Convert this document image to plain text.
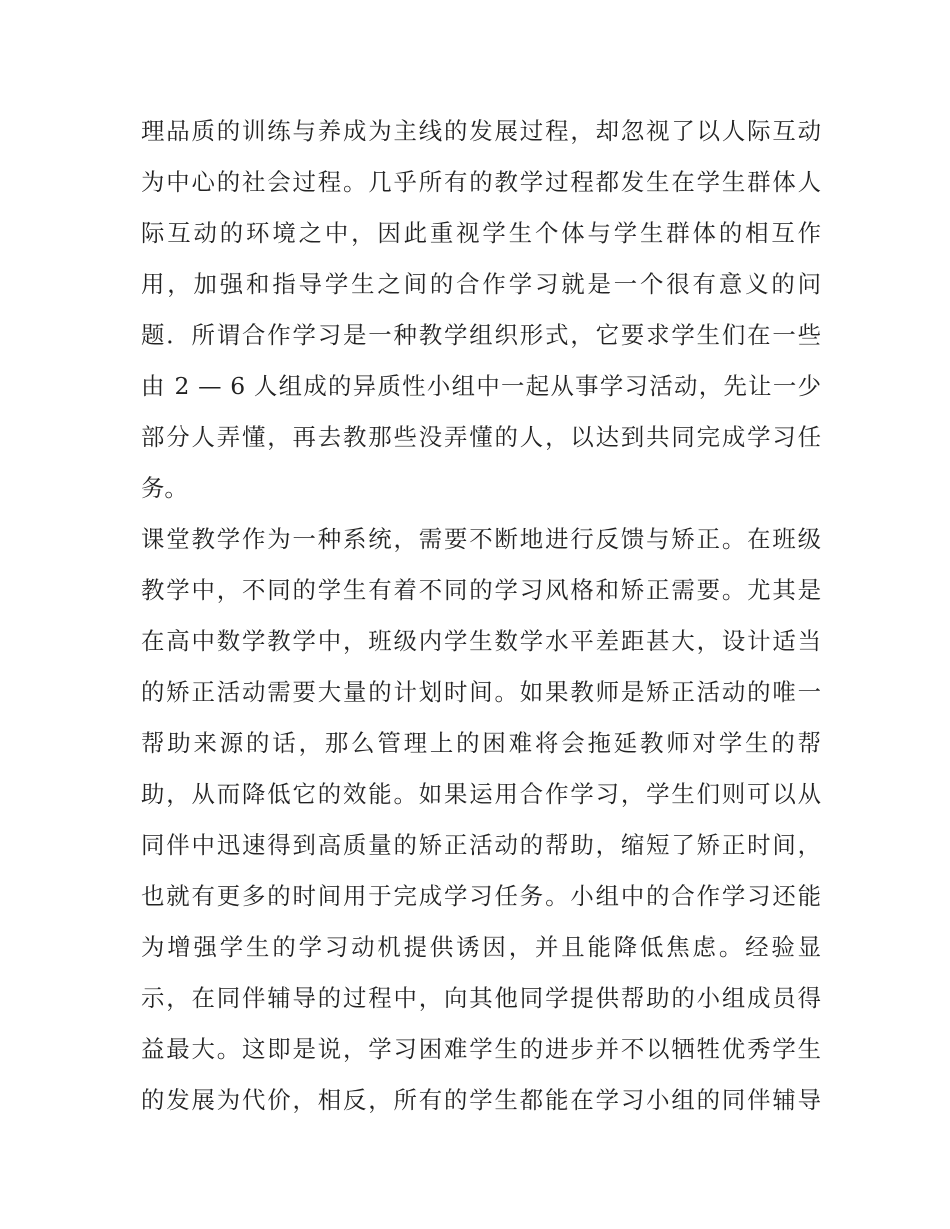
理品质的训练与养成为主线的发展过程，却忽视了以人际互动
为中心的社会过程。几乎所有的教学过程都发生在学生群体人
际互动的环境之中，因此重视学生个体与学生群体的相互作
用，加强和指导学生之间的合作学习就是一个很有意义的问
题．所谓合作学习是一种教学组织形式，它要求学生们在一些
由 2 — 6 人组成的异质性小组中一起从事学习活动，先让一少
部分人弄懂，再去教那些没弄懂的人，以达到共同完成学习任
务。
课堂教学作为一种系统，需要不断地进行反馈与矫正。在班级
教学中，不同的学生有着不同的学习风格和矫正需要。尤其是
在高中数学教学中，班级内学生数学水平差距甚大，设计适当
的矫正活动需要大量的计划时间。如果教师是矫正活动的唯一
帮助来源的话，那么管理上的困难将会拖延教师对学生的帮
助，从而降低它的效能。如果运用合作学习，学生们则可以从
同伴中迅速得到高质量的矫正活动的帮助，缩短了矫正时间，
也就有更多的时间用于完成学习任务。小组中的合作学习还能
为增强学生的学习动机提供诱因，并且能降低焦虑。经验显
示，在同伴辅导的过程中，向其他同学提供帮助的小组成员得
益最大。这即是说，学习困难学生的进步并不以牺牲优秀学生
的发展为代价，相反，所有的学生都能在学习小组的同伴辅导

■ ■ ■

Copy the data character for character, but drop all pictures from the copy.

In response:
Convert this document image to plain text.
理品质的训练与养成为主线的发展过程，却忽视了以人际互动
为中心的社会过程。几乎所有的教学过程都发生在学生群体人
际互动的环境之中，因此重视学生个体与学生群体的相互作
用，加强和指导学生之间的合作学习就是一个很有意义的问
题．所谓合作学习是一种教学组织形式，它要求学生们在一些
由 2 — 6 人组成的异质性小组中一起从事学习活动，先让一少
部分人弄懂，再去教那些没弄懂的人，以达到共同完成学习任
务。
课堂教学作为一种系统，需要不断地进行反馈与矫正。在班级
教学中，不同的学生有着不同的学习风格和矫正需要。尤其是
在高中数学教学中，班级内学生数学水平差距甚大，设计适当
的矫正活动需要大量的计划时间。如果教师是矫正活动的唯一
帮助来源的话，那么管理上的困难将会拖延教师对学生的帮
助，从而降低它的效能。如果运用合作学习，学生们则可以从
同伴中迅速得到高质量的矫正活动的帮助，缩短了矫正时间，
也就有更多的时间用于完成学习任务。小组中的合作学习还能
为增强学生的学习动机提供诱因，并且能降低焦虑。经验显
示，在同伴辅导的过程中，向其他同学提供帮助的小组成员得
益最大。这即是说，学习困难学生的进步并不以牺牲优秀学生
的发展为代价，相反，所有的学生都能在学习小组的同伴辅导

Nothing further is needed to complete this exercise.